--- start of Data for processing ---

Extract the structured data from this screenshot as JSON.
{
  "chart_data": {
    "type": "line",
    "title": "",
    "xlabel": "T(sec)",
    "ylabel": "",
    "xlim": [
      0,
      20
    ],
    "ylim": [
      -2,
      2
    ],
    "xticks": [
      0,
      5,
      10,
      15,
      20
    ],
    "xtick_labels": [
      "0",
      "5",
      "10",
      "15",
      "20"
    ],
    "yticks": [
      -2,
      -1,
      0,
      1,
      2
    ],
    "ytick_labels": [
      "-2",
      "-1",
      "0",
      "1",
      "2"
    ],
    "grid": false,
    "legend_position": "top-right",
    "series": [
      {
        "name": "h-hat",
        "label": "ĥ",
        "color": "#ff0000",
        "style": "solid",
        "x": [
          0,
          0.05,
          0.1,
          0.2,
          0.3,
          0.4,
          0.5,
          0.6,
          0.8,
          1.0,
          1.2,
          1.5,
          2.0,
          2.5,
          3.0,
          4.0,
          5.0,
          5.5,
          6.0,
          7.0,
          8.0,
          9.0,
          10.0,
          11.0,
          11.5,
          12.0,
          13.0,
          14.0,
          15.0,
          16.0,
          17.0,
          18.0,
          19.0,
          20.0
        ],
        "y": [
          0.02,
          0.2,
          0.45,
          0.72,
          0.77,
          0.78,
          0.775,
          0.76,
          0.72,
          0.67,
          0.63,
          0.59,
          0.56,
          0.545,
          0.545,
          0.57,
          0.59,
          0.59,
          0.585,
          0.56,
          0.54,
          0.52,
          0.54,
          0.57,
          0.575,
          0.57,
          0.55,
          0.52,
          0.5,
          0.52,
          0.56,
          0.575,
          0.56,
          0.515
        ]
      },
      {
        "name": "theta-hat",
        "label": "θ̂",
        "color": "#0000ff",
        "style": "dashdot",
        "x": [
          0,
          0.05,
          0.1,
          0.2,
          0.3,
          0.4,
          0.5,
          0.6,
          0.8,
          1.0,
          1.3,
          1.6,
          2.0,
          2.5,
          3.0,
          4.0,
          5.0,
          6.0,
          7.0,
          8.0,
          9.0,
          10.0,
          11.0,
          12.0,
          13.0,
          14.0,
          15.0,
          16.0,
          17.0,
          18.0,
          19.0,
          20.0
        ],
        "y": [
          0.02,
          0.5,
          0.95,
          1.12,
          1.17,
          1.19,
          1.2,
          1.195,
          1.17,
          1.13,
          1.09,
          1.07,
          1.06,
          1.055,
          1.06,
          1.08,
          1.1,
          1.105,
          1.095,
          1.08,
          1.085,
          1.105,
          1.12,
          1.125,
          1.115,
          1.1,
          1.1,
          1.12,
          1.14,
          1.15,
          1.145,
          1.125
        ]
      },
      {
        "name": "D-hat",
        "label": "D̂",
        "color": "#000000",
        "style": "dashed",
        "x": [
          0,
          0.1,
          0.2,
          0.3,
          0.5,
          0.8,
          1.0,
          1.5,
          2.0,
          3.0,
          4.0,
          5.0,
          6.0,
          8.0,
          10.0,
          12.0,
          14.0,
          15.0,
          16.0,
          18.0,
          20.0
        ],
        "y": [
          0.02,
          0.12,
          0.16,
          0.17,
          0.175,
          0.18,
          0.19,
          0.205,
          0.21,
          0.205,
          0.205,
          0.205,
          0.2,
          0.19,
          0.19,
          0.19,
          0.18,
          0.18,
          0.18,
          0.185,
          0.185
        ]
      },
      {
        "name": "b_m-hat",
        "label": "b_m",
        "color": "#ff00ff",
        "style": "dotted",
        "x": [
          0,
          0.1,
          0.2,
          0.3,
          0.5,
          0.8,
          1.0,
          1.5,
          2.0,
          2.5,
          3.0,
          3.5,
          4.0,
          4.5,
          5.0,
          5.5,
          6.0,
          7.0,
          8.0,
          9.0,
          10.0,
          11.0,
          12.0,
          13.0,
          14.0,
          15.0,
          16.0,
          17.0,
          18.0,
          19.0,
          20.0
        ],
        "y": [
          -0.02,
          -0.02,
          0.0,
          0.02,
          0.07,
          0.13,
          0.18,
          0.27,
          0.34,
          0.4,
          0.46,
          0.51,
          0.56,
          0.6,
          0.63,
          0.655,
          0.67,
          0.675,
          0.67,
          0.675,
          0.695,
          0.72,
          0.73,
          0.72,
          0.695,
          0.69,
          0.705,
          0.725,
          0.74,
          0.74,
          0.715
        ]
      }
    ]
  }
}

--- end of Data for processing ---

• **Exercise**
Report how many lines of the entries hold the word "color". Nothing else is needed.

• **Solution for this problem**
4